→ What is asked
Print every entry exactly as written.

→ Recorded information
# # # #

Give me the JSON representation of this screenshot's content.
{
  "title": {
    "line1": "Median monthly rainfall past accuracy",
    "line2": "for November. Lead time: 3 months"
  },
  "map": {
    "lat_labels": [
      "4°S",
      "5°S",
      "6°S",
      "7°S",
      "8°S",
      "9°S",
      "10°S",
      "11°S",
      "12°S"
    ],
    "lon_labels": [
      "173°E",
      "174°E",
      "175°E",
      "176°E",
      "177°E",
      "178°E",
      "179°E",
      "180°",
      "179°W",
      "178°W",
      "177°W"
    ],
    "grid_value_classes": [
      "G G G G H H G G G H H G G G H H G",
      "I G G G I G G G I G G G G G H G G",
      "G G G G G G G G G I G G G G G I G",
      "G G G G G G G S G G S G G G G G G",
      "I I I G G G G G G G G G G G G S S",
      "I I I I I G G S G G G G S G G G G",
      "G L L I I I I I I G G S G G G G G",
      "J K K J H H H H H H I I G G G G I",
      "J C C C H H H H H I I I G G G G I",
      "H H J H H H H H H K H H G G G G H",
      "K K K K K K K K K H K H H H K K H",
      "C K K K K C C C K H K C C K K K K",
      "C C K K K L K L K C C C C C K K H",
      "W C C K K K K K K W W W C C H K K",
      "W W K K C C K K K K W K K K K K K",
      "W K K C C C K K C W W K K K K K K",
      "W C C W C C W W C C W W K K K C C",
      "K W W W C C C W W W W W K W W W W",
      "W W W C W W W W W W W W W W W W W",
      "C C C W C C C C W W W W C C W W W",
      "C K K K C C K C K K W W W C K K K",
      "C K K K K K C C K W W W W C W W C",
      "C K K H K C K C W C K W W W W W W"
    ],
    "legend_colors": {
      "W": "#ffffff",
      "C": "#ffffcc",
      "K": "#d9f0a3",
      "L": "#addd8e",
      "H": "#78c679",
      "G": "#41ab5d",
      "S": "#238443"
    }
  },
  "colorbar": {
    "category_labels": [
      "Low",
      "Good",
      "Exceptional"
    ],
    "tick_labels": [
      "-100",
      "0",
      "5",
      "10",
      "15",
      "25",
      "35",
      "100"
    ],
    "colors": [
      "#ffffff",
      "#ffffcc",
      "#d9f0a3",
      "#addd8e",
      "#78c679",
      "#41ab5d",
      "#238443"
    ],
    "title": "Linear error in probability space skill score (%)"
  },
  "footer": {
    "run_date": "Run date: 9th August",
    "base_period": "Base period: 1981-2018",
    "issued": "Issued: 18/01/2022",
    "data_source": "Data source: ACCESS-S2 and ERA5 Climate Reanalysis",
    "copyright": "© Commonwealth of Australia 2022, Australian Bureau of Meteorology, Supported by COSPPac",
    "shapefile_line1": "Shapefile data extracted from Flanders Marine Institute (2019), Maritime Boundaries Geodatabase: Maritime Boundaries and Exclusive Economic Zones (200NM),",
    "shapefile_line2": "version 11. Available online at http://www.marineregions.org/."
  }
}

# # # #

→ Answer below
Give me the JSON representation of this screenshot's content.
{
  "title": {
    "line1": "Median monthly rainfall past accuracy",
    "line2": "for November. Lead time: 3 months"
  },
  "map": {
    "lat_labels": [
      "4°S",
      "5°S",
      "6°S",
      "7°S",
      "8°S",
      "9°S",
      "10°S",
      "11°S",
      "12°S"
    ],
    "lon_labels": [
      "173°E",
      "174°E",
      "175°E",
      "176°E",
      "177°E",
      "178°E",
      "179°E",
      "180°",
      "179°W",
      "178°W",
      "177°W"
    ],
    "grid_value_classes": [
      "G G G G H H G G G H H G G G H H G",
      "I G G G I G G G I G G G G G H G G",
      "G G G G G G G G G I G G G G G I G",
      "G G G G G G G S G G S G G G G G G",
      "I I I G G G G G G G G G G G G S S",
      "I I I I I G G S G G G G S G G G G",
      "G L L I I I I I I G G S G G G G G",
      "J K K J H H H H H H I I G G G G I",
      "J C C C H H H H H I I I G G G G I",
      "H H J H H H H H H K H H G G G G H",
      "K K K K K K K K K H K H H H K K H",
      "C K K K K C C C K H K C C K K K K",
      "C C K K K L K L K C C C C C K K H",
      "W C C K K K K K K W W W C C H K K",
      "W W K K C C K K K K W K K K K K K",
      "W K K C C C K K C W W K K K K K K",
      "W C C W C C W W C C W W K K K C C",
      "K W W W C C C W W W W W K W W W W",
      "W W W C W W W W W W W W W W W W W",
      "C C C W C C C C W W W W C C W W W",
      "C K K K C C K C K K W W W C K K K",
      "C K K K K K C C K W W W W C W W C",
      "C K K H K C K C W C K W W W W W W"
    ],
    "legend_colors": {
      "W": "#ffffff",
      "C": "#ffffcc",
      "K": "#d9f0a3",
      "L": "#addd8e",
      "H": "#78c679",
      "G": "#41ab5d",
      "S": "#238443"
    }
  },
  "colorbar": {
    "category_labels": [
      "Low",
      "Good",
      "Exceptional"
    ],
    "tick_labels": [
      "-100",
      "0",
      "5",
      "10",
      "15",
      "25",
      "35",
      "100"
    ],
    "colors": [
      "#ffffff",
      "#ffffcc",
      "#d9f0a3",
      "#addd8e",
      "#78c679",
      "#41ab5d",
      "#238443"
    ],
    "title": "Linear error in probability space skill score (%)"
  },
  "footer": {
    "run_date": "Run date: 9th August",
    "base_period": "Base period: 1981-2018",
    "issued": "Issued: 18/01/2022",
    "data_source": "Data source: ACCESS-S2 and ERA5 Climate Reanalysis",
    "copyright": "© Commonwealth of Australia 2022, Australian Bureau of Meteorology, Supported by COSPPac",
    "shapefile_line1": "Shapefile data extracted from Flanders Marine Institute (2019), Maritime Boundaries Geodatabase: Maritime Boundaries and Exclusive Economic Zones (200NM),",
    "shapefile_line2": "version 11. Available online at http://www.marineregions.org/."
  }
}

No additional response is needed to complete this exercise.